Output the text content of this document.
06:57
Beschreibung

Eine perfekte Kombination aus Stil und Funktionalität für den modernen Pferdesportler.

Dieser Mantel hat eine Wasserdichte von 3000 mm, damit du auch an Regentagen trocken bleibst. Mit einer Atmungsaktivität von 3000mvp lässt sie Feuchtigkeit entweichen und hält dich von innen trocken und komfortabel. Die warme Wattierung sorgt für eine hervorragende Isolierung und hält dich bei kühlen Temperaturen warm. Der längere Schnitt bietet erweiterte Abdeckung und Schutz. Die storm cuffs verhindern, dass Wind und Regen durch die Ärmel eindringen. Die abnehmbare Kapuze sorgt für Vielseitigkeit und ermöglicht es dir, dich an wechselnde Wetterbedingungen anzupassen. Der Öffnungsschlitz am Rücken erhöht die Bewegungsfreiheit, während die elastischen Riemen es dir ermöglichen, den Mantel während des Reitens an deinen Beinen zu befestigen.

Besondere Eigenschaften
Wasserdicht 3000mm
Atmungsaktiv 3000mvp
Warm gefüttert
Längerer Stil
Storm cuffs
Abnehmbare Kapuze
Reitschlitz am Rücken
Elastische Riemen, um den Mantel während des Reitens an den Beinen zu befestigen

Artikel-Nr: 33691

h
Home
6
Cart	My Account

• **Short exercise**: Above are several records. Count the lines among them that contain "Stil" and give only the total.

• **Output**: 2